** Start **

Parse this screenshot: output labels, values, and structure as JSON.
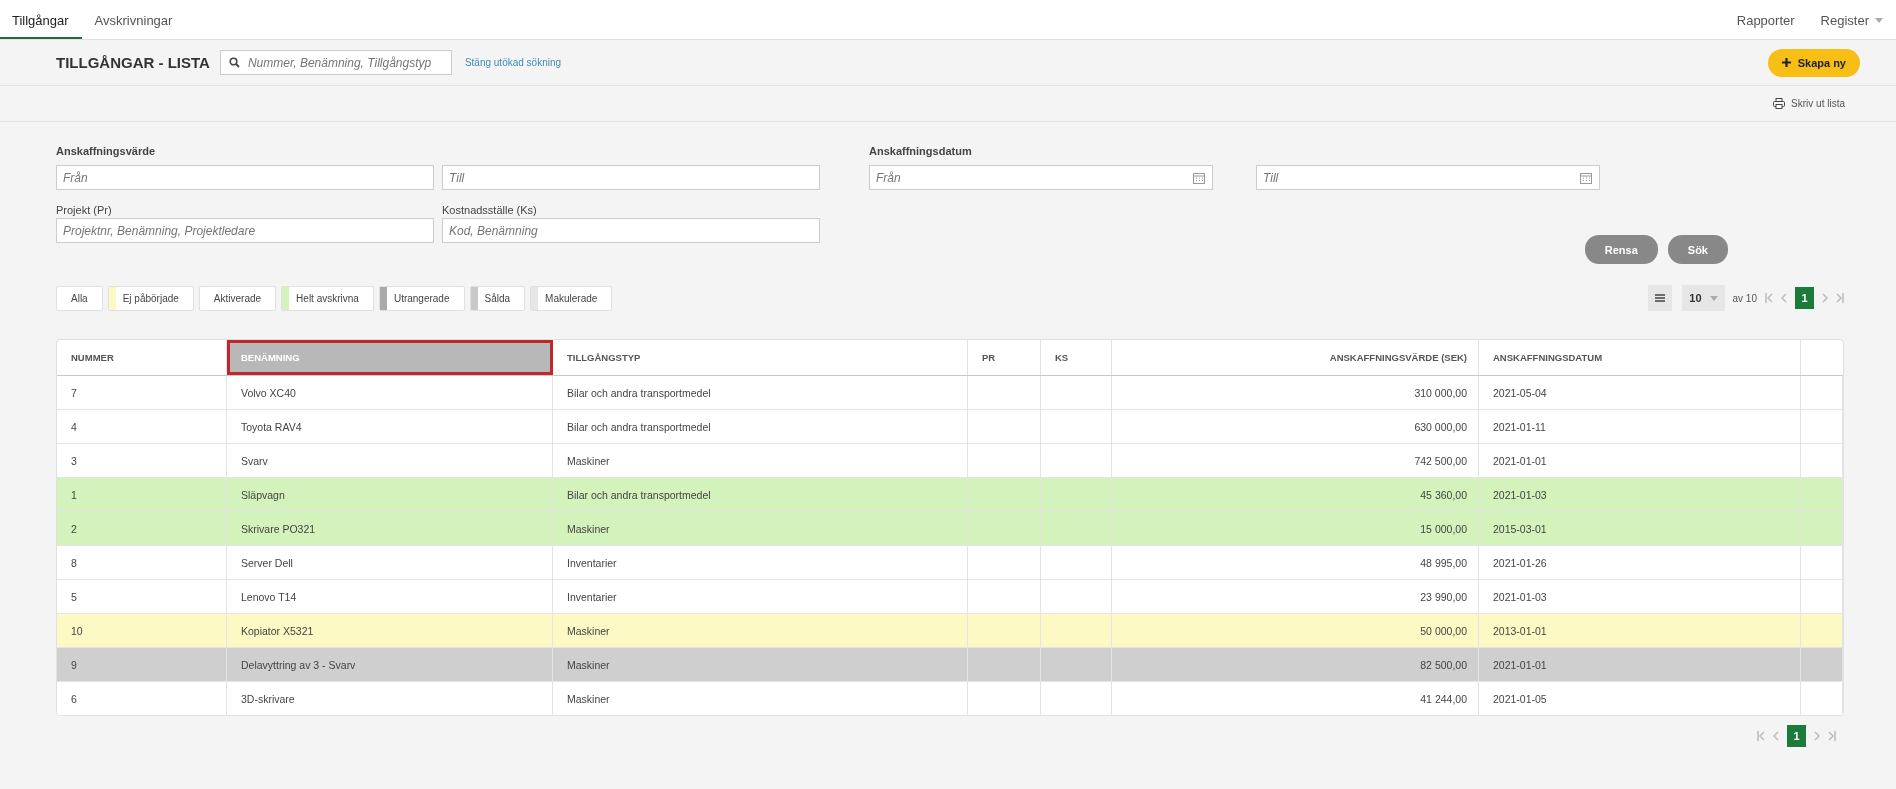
{
  "nav": {
    "tabs": [
      {
        "label": "Tillgångar",
        "selected": true
      },
      {
        "label": "Avskrivningar",
        "selected": false
      }
    ],
    "right": [
      {
        "label": "Rapporter",
        "dropdown": false
      },
      {
        "label": "Register",
        "dropdown": true
      }
    ]
  },
  "header": {
    "title": "TILLGÅNGAR - LISTA",
    "search_placeholder": "Nummer, Benämning, Tillgångstyp",
    "toggle_link": "Stäng utökad sökning",
    "create_button": "Skapa ny"
  },
  "print_link": "Skriv ut lista",
  "filters": {
    "value": {
      "label": "Anskaffningsvärde",
      "from_placeholder": "Från",
      "to_placeholder": "Till"
    },
    "date": {
      "label": "Anskaffningsdatum",
      "from_placeholder": "Från",
      "to_placeholder": "Till"
    },
    "project": {
      "label": "Projekt (Pr)",
      "placeholder": "Projektnr, Benämning, Projektledare"
    },
    "cost_center": {
      "label": "Kostnadsställe (Ks)",
      "placeholder": "Kod, Benämning"
    },
    "buttons": [
      "Rensa",
      "Sök"
    ]
  },
  "status_chips": [
    {
      "label": "Alla"
    },
    {
      "label": "Ej påbörjade",
      "color": "#fdf9c4"
    },
    {
      "label": "Aktiverade"
    },
    {
      "label": "Helt avskrivna",
      "color": "#d4f2bb"
    },
    {
      "label": "Utrangerade",
      "color": "#a9a9a9"
    },
    {
      "label": "Sålda",
      "color": "#c8c8c8"
    },
    {
      "label": "Makulerade",
      "color": "#e6e6e6"
    }
  ],
  "pagination": {
    "page_size": "10",
    "total": "av 10",
    "pages": [
      {
        "label": "1",
        "selected": true
      }
    ]
  },
  "table": {
    "columns": [
      {
        "label": "NUMMER",
        "selected": false
      },
      {
        "label": "BENÄMNING",
        "selected": true
      },
      {
        "label": "TILLGÅNGSTYP",
        "selected": false
      },
      {
        "label": "PR",
        "selected": false
      },
      {
        "label": "KS",
        "selected": false
      },
      {
        "label": "ANSKAFFNINGSVÄRDE (SEK)",
        "selected": false
      },
      {
        "label": "ANSKAFFNINGSDATUM",
        "selected": false
      }
    ],
    "rows": [
      {
        "cells": [
          "7",
          "Volvo XC40",
          "Bilar och andra transportmedel",
          "",
          "",
          "310 000,00",
          "2021-05-04"
        ]
      },
      {
        "cells": [
          "4",
          "Toyota RAV4",
          "Bilar och andra transportmedel",
          "",
          "",
          "630 000,00",
          "2021-01-11"
        ]
      },
      {
        "cells": [
          "3",
          "Svarv",
          "Maskiner",
          "",
          "",
          "742 500,00",
          "2021-01-01"
        ]
      },
      {
        "cells": [
          "1",
          "Släpvagn",
          "Bilar och andra transportmedel",
          "",
          "",
          "45 360,00",
          "2021-01-03"
        ],
        "color": "#d4f2bb"
      },
      {
        "cells": [
          "2",
          "Skrivare PO321",
          "Maskiner",
          "",
          "",
          "15 000,00",
          "2015-03-01"
        ],
        "color": "#d4f2bb"
      },
      {
        "cells": [
          "8",
          "Server Dell",
          "Inventarier",
          "",
          "",
          "48 995,00",
          "2021-01-26"
        ]
      },
      {
        "cells": [
          "5",
          "Lenovo T14",
          "Inventarier",
          "",
          "",
          "23 990,00",
          "2021-01-03"
        ]
      },
      {
        "cells": [
          "10",
          "Kopiator X5321",
          "Maskiner",
          "",
          "",
          "50 000,00",
          "2013-01-01"
        ],
        "color": "#fdf9c4"
      },
      {
        "cells": [
          "9",
          "Delavyttring av 3 - Svarv",
          "Maskiner",
          "",
          "",
          "82 500,00",
          "2021-01-01"
        ],
        "color": "#cfcfcf"
      },
      {
        "cells": [
          "6",
          "3D-skrivare",
          "Maskiner",
          "",
          "",
          "41 244,00",
          "2021-01-05"
        ]
      }
    ]
  },
  "bottom_pagination": {
    "pages": [
      {
        "label": "1",
        "selected": true
      }
    ]
  }
}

** End **

Aim of the exercise: Each record must be quoted in full and exactly. Do not include the pictures.

Output below:
Parse this screenshot: output labels, values, and structure as JSON.
{
  "nav": {
    "tabs": [
      {
        "label": "Tillgångar",
        "selected": true
      },
      {
        "label": "Avskrivningar",
        "selected": false
      }
    ],
    "right": [
      {
        "label": "Rapporter",
        "dropdown": false
      },
      {
        "label": "Register",
        "dropdown": true
      }
    ]
  },
  "header": {
    "title": "TILLGÅNGAR - LISTA",
    "search_placeholder": "Nummer, Benämning, Tillgångstyp",
    "toggle_link": "Stäng utökad sökning",
    "create_button": "Skapa ny"
  },
  "print_link": "Skriv ut lista",
  "filters": {
    "value": {
      "label": "Anskaffningsvärde",
      "from_placeholder": "Från",
      "to_placeholder": "Till"
    },
    "date": {
      "label": "Anskaffningsdatum",
      "from_placeholder": "Från",
      "to_placeholder": "Till"
    },
    "project": {
      "label": "Projekt (Pr)",
      "placeholder": "Projektnr, Benämning, Projektledare"
    },
    "cost_center": {
      "label": "Kostnadsställe (Ks)",
      "placeholder": "Kod, Benämning"
    },
    "buttons": [
      "Rensa",
      "Sök"
    ]
  },
  "status_chips": [
    {
      "label": "Alla"
    },
    {
      "label": "Ej påbörjade",
      "color": "#fdf9c4"
    },
    {
      "label": "Aktiverade"
    },
    {
      "label": "Helt avskrivna",
      "color": "#d4f2bb"
    },
    {
      "label": "Utrangerade",
      "color": "#a9a9a9"
    },
    {
      "label": "Sålda",
      "color": "#c8c8c8"
    },
    {
      "label": "Makulerade",
      "color": "#e6e6e6"
    }
  ],
  "pagination": {
    "page_size": "10",
    "total": "av 10",
    "pages": [
      {
        "label": "1",
        "selected": true
      }
    ]
  },
  "table": {
    "columns": [
      {
        "label": "NUMMER",
        "selected": false
      },
      {
        "label": "BENÄMNING",
        "selected": true
      },
      {
        "label": "TILLGÅNGSTYP",
        "selected": false
      },
      {
        "label": "PR",
        "selected": false
      },
      {
        "label": "KS",
        "selected": false
      },
      {
        "label": "ANSKAFFNINGSVÄRDE (SEK)",
        "selected": false
      },
      {
        "label": "ANSKAFFNINGSDATUM",
        "selected": false
      }
    ],
    "rows": [
      {
        "cells": [
          "7",
          "Volvo XC40",
          "Bilar och andra transportmedel",
          "",
          "",
          "310 000,00",
          "2021-05-04"
        ]
      },
      {
        "cells": [
          "4",
          "Toyota RAV4",
          "Bilar och andra transportmedel",
          "",
          "",
          "630 000,00",
          "2021-01-11"
        ]
      },
      {
        "cells": [
          "3",
          "Svarv",
          "Maskiner",
          "",
          "",
          "742 500,00",
          "2021-01-01"
        ]
      },
      {
        "cells": [
          "1",
          "Släpvagn",
          "Bilar och andra transportmedel",
          "",
          "",
          "45 360,00",
          "2021-01-03"
        ],
        "color": "#d4f2bb"
      },
      {
        "cells": [
          "2",
          "Skrivare PO321",
          "Maskiner",
          "",
          "",
          "15 000,00",
          "2015-03-01"
        ],
        "color": "#d4f2bb"
      },
      {
        "cells": [
          "8",
          "Server Dell",
          "Inventarier",
          "",
          "",
          "48 995,00",
          "2021-01-26"
        ]
      },
      {
        "cells": [
          "5",
          "Lenovo T14",
          "Inventarier",
          "",
          "",
          "23 990,00",
          "2021-01-03"
        ]
      },
      {
        "cells": [
          "10",
          "Kopiator X5321",
          "Maskiner",
          "",
          "",
          "50 000,00",
          "2013-01-01"
        ],
        "color": "#fdf9c4"
      },
      {
        "cells": [
          "9",
          "Delavyttring av 3 - Svarv",
          "Maskiner",
          "",
          "",
          "82 500,00",
          "2021-01-01"
        ],
        "color": "#cfcfcf"
      },
      {
        "cells": [
          "6",
          "3D-skrivare",
          "Maskiner",
          "",
          "",
          "41 244,00",
          "2021-01-05"
        ]
      }
    ]
  },
  "bottom_pagination": {
    "pages": [
      {
        "label": "1",
        "selected": true
      }
    ]
  }
}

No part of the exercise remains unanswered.